TASK BRIEF
Find all the lines with "Coefficient" and gather them.

[Data extracted from a collection]
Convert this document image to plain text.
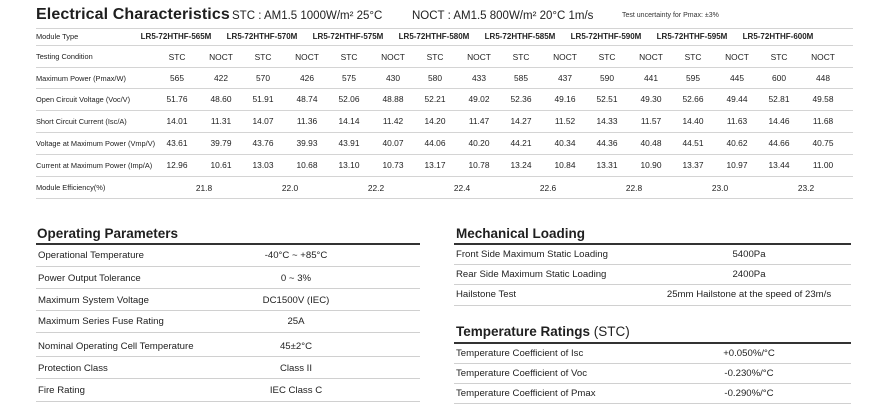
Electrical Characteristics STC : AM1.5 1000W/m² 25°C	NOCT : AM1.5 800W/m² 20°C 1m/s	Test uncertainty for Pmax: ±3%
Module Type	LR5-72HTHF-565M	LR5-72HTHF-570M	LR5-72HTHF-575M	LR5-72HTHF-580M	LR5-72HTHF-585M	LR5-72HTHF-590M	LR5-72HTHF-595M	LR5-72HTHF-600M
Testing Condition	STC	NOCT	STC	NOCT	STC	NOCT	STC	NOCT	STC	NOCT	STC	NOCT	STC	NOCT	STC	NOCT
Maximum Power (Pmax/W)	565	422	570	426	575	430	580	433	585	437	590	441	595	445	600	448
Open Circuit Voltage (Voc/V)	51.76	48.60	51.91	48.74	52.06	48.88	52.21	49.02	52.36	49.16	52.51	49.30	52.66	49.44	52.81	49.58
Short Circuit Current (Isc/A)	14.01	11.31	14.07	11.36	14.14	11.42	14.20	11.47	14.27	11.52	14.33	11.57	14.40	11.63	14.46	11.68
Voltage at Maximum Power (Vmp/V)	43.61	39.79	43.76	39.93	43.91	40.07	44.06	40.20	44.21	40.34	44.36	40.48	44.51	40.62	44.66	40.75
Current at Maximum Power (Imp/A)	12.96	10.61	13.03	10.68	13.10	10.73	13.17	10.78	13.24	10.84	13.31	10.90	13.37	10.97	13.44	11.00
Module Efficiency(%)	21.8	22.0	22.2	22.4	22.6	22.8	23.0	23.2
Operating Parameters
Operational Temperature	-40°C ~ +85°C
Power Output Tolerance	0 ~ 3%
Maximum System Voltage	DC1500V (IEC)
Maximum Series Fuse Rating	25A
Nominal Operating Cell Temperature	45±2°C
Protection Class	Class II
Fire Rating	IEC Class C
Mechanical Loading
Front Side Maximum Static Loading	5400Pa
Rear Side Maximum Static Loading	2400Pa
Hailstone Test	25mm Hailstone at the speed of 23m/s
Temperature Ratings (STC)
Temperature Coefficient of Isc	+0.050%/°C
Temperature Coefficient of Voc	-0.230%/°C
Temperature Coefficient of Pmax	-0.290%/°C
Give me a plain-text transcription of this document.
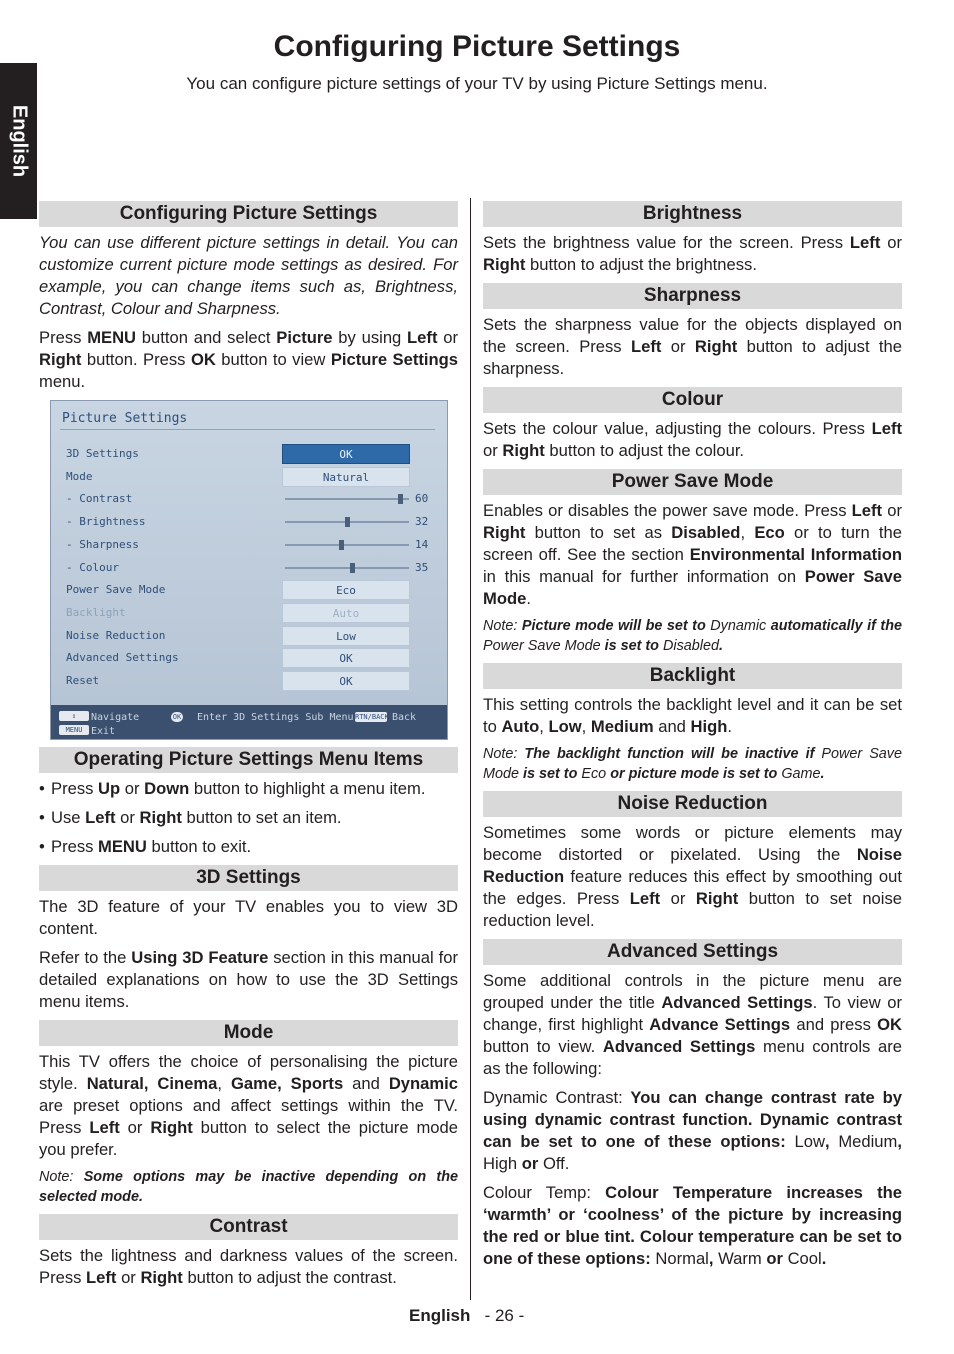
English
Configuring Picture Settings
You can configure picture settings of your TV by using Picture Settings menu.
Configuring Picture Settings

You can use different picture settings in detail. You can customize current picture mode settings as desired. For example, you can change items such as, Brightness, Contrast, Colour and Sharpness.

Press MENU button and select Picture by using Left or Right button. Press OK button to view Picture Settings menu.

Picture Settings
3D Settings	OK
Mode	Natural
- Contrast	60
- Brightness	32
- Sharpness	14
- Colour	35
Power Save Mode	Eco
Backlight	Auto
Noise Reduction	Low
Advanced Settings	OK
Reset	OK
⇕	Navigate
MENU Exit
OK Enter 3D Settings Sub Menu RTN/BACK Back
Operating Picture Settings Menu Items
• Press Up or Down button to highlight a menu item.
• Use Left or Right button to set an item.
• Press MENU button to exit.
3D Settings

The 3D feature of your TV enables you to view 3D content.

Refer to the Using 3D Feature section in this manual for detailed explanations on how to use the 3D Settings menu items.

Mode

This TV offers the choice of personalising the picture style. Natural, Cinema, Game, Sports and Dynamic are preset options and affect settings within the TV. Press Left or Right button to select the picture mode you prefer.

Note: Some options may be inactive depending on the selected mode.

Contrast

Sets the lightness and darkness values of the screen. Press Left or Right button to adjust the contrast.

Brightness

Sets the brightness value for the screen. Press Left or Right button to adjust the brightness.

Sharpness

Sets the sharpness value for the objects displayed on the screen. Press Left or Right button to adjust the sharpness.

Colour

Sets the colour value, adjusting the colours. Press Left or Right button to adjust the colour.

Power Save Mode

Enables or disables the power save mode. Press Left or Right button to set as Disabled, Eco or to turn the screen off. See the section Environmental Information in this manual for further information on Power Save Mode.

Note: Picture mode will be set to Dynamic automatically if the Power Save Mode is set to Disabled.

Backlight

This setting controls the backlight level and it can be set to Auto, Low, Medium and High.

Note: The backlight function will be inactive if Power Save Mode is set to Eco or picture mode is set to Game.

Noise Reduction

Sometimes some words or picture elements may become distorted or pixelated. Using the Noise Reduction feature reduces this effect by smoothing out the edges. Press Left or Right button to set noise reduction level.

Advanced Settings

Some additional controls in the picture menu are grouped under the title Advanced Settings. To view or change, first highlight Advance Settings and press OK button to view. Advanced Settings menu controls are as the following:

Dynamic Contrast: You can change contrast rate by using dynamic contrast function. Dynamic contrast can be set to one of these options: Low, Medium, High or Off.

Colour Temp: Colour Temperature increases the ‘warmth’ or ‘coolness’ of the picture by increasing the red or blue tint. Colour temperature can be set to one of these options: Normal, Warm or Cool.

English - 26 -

* * *

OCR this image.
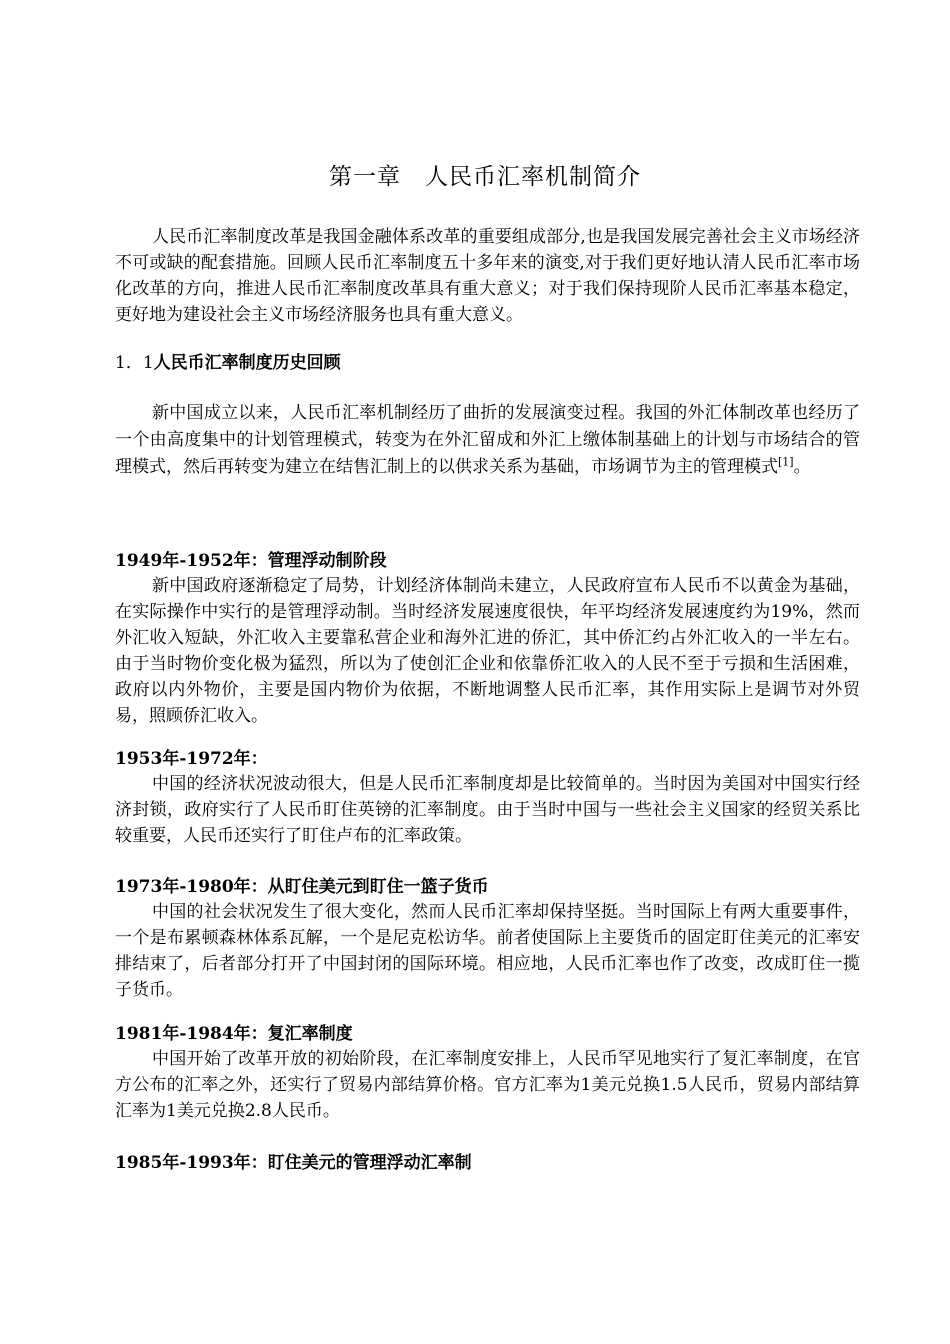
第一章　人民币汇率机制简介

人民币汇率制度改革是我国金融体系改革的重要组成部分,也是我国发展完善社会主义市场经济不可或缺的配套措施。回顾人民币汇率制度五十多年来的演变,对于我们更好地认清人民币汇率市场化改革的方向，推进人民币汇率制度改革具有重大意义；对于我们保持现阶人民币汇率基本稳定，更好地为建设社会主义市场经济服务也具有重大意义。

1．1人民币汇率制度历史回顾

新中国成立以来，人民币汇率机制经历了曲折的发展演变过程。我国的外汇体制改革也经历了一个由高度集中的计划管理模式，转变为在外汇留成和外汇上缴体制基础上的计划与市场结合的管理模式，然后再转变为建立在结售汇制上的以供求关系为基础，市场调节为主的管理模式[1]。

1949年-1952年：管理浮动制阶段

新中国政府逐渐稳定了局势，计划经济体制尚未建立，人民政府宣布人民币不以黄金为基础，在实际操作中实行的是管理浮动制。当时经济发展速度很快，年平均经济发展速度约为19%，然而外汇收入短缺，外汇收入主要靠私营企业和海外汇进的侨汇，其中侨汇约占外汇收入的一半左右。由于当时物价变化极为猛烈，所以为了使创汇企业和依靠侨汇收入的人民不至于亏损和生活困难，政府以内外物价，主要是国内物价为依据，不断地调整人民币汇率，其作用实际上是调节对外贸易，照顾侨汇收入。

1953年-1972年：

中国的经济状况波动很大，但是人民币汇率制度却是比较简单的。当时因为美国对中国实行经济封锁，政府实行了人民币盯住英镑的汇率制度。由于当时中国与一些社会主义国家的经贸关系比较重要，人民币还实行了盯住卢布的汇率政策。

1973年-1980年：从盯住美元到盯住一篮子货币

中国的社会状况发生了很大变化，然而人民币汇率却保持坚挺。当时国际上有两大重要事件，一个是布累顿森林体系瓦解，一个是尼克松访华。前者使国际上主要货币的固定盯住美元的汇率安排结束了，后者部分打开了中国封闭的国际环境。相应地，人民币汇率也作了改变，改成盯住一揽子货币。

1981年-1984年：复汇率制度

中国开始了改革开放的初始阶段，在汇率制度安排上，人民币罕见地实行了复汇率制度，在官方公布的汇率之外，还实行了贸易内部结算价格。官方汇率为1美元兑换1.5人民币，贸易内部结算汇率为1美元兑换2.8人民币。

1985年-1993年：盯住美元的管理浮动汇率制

ANSWER TO THE PROBLEM
Temperature Coefficient of Isc	+0.050%/°C
Temperature Coefficient of Voc	-0.230%/°C
Temperature Coefficient of Pmax	-0.290%/°C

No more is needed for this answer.